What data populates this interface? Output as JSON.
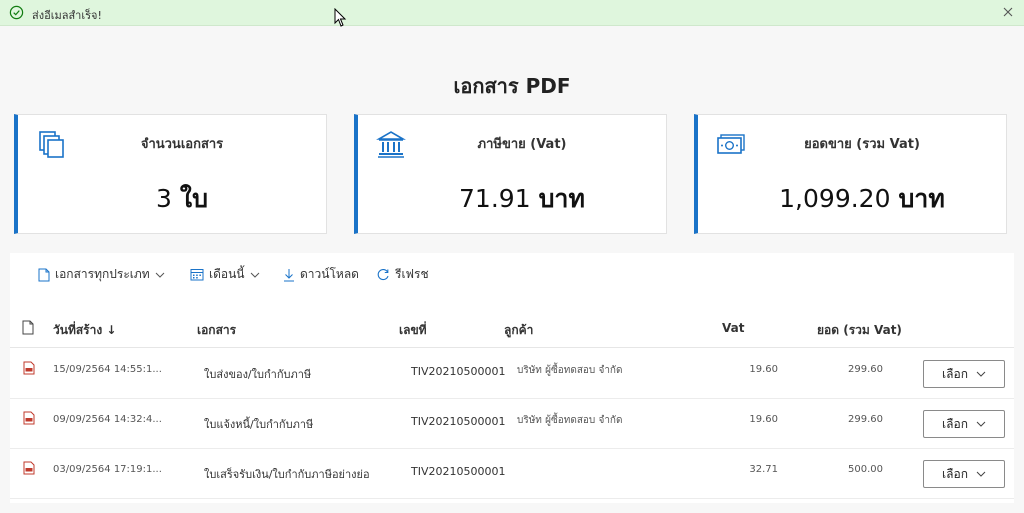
{
  "notification": {
    "message": "ส่งอีเมลสำเร็จ!",
    "icon": "check-circle-icon"
  },
  "page": {
    "title": "เอกสาร PDF"
  },
  "cards": [
    {
      "label": "จำนวนเอกสาร",
      "value": "3",
      "unit": "ใบ",
      "icon": "documents-icon"
    },
    {
      "label": "ภาษีขาย (Vat)",
      "value": "71.91",
      "unit": "บาท",
      "icon": "bank-icon"
    },
    {
      "label": "ยอดขาย (รวม Vat)",
      "value": "1,099.20",
      "unit": "บาท",
      "icon": "money-icon"
    }
  ],
  "toolbar": {
    "doc_type": "เอกสารทุกประเภท",
    "period": "เดือนนี้",
    "download": "ดาวน์โหลด",
    "refresh": "รีเฟรช"
  },
  "table": {
    "headers": {
      "date": "วันที่สร้าง ↓",
      "document": "เอกสาร",
      "number": "เลขที่",
      "customer": "ลูกค้า",
      "vat": "Vat",
      "total": "ยอด (รวม Vat)"
    },
    "rows": [
      {
        "date": "15/09/2564 14:55:1...",
        "document": "ใบส่งของ/ใบกำกับภาษี",
        "number": "TIV20210500001",
        "customer": "บริษัท ผู้ซื้อทดสอบ จำกัด",
        "vat": "19.60",
        "total": "299.60",
        "action": "เลือก"
      },
      {
        "date": "09/09/2564 14:32:4...",
        "document": "ใบแจ้งหนี้/ใบกำกับภาษี",
        "number": "TIV20210500001",
        "customer": "บริษัท ผู้ซื้อทดสอบ จำกัด",
        "vat": "19.60",
        "total": "299.60",
        "action": "เลือก"
      },
      {
        "date": "03/09/2564 17:19:1...",
        "document": "ใบเสร็จรับเงิน/ใบกำกับภาษีอย่างย่อ",
        "number": "TIV20210500001",
        "customer": "",
        "vat": "32.71",
        "total": "500.00",
        "action": "เลือก"
      }
    ]
  },
  "colors": {
    "accent": "#1a73c8",
    "success_bg": "#dff6dd",
    "success_icon": "#107c10"
  }
}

> **TASK INSTRUCTIONS**
Ignore the images and quote every line of the listing exactly.

> **COMPLETED EXERCISE**
What data populates this interface? Output as JSON.
{
  "notification": {
    "message": "ส่งอีเมลสำเร็จ!",
    "icon": "check-circle-icon"
  },
  "page": {
    "title": "เอกสาร PDF"
  },
  "cards": [
    {
      "label": "จำนวนเอกสาร",
      "value": "3",
      "unit": "ใบ",
      "icon": "documents-icon"
    },
    {
      "label": "ภาษีขาย (Vat)",
      "value": "71.91",
      "unit": "บาท",
      "icon": "bank-icon"
    },
    {
      "label": "ยอดขาย (รวม Vat)",
      "value": "1,099.20",
      "unit": "บาท",
      "icon": "money-icon"
    }
  ],
  "toolbar": {
    "doc_type": "เอกสารทุกประเภท",
    "period": "เดือนนี้",
    "download": "ดาวน์โหลด",
    "refresh": "รีเฟรช"
  },
  "table": {
    "headers": {
      "date": "วันที่สร้าง ↓",
      "document": "เอกสาร",
      "number": "เลขที่",
      "customer": "ลูกค้า",
      "vat": "Vat",
      "total": "ยอด (รวม Vat)"
    },
    "rows": [
      {
        "date": "15/09/2564 14:55:1...",
        "document": "ใบส่งของ/ใบกำกับภาษี",
        "number": "TIV20210500001",
        "customer": "บริษัท ผู้ซื้อทดสอบ จำกัด",
        "vat": "19.60",
        "total": "299.60",
        "action": "เลือก"
      },
      {
        "date": "09/09/2564 14:32:4...",
        "document": "ใบแจ้งหนี้/ใบกำกับภาษี",
        "number": "TIV20210500001",
        "customer": "บริษัท ผู้ซื้อทดสอบ จำกัด",
        "vat": "19.60",
        "total": "299.60",
        "action": "เลือก"
      },
      {
        "date": "03/09/2564 17:19:1...",
        "document": "ใบเสร็จรับเงิน/ใบกำกับภาษีอย่างย่อ",
        "number": "TIV20210500001",
        "customer": "",
        "vat": "32.71",
        "total": "500.00",
        "action": "เลือก"
      }
    ]
  },
  "colors": {
    "accent": "#1a73c8",
    "success_bg": "#dff6dd",
    "success_icon": "#107c10"
  }
}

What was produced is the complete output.